- OBJECTIVE: Give every line of the material again, exactly as written.

- INFORMATION SHOWN:

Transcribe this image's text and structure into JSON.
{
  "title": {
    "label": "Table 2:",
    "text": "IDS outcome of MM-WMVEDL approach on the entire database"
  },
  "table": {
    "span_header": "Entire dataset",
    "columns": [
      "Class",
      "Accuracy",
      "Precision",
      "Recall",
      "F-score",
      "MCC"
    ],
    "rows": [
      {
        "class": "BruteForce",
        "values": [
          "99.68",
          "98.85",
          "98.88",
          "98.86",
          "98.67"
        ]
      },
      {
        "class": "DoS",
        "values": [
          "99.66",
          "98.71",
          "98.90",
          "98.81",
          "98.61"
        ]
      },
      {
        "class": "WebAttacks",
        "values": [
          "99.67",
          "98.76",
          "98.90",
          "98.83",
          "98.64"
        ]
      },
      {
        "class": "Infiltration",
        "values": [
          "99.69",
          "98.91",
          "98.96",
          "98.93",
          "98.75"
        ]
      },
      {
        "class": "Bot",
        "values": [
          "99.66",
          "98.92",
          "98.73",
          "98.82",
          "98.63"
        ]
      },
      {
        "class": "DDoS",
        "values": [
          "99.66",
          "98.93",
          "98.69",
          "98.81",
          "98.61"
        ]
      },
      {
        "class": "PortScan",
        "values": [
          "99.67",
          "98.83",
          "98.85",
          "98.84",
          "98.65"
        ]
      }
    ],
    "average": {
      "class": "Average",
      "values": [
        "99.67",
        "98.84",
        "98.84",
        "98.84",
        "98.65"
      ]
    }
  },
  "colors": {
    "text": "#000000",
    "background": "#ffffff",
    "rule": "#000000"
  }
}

- SOLUTION TO THIS TASK:
Transcribe this image's text and structure into JSON.
{
  "title": {
    "label": "Table 2:",
    "text": "IDS outcome of MM-WMVEDL approach on the entire database"
  },
  "table": {
    "span_header": "Entire dataset",
    "columns": [
      "Class",
      "Accuracy",
      "Precision",
      "Recall",
      "F-score",
      "MCC"
    ],
    "rows": [
      {
        "class": "BruteForce",
        "values": [
          "99.68",
          "98.85",
          "98.88",
          "98.86",
          "98.67"
        ]
      },
      {
        "class": "DoS",
        "values": [
          "99.66",
          "98.71",
          "98.90",
          "98.81",
          "98.61"
        ]
      },
      {
        "class": "WebAttacks",
        "values": [
          "99.67",
          "98.76",
          "98.90",
          "98.83",
          "98.64"
        ]
      },
      {
        "class": "Infiltration",
        "values": [
          "99.69",
          "98.91",
          "98.96",
          "98.93",
          "98.75"
        ]
      },
      {
        "class": "Bot",
        "values": [
          "99.66",
          "98.92",
          "98.73",
          "98.82",
          "98.63"
        ]
      },
      {
        "class": "DDoS",
        "values": [
          "99.66",
          "98.93",
          "98.69",
          "98.81",
          "98.61"
        ]
      },
      {
        "class": "PortScan",
        "values": [
          "99.67",
          "98.83",
          "98.85",
          "98.84",
          "98.65"
        ]
      }
    ],
    "average": {
      "class": "Average",
      "values": [
        "99.67",
        "98.84",
        "98.84",
        "98.84",
        "98.65"
      ]
    }
  },
  "colors": {
    "text": "#000000",
    "background": "#ffffff",
    "rule": "#000000"
  }
}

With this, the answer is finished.